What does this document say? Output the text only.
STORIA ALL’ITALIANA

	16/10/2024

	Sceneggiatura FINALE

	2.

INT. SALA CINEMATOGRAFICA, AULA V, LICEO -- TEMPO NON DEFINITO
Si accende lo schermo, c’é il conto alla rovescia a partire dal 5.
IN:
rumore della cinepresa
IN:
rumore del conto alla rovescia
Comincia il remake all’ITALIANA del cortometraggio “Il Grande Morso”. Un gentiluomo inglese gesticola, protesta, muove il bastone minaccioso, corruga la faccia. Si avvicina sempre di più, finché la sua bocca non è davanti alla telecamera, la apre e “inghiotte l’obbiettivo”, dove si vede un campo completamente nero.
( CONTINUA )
++++++++
- [Do this]:
Every entry should be printed again exactly as it stands.

- [Problem solution]:
What does this document say? Output the text only.
STORIA ALL’ITALIANA

	16/10/2024

	Sceneggiatura FINALE

	2.

INT. SALA CINEMATOGRAFICA, AULA V, LICEO -- TEMPO NON DEFINITO
Si accende lo schermo, c’é il conto alla rovescia a partire dal 5.
IN:
rumore della cinepresa
IN:
rumore del conto alla rovescia
Comincia il remake all’ITALIANA del cortometraggio “Il Grande Morso”. Un gentiluomo inglese gesticola, protesta, muove il bastone minaccioso, corruga la faccia. Si avvicina sempre di più, finché la sua bocca non è davanti alla telecamera, la apre e “inghiotte l’obbiettivo”, dove si vede un campo completamente nero.
( CONTINUA )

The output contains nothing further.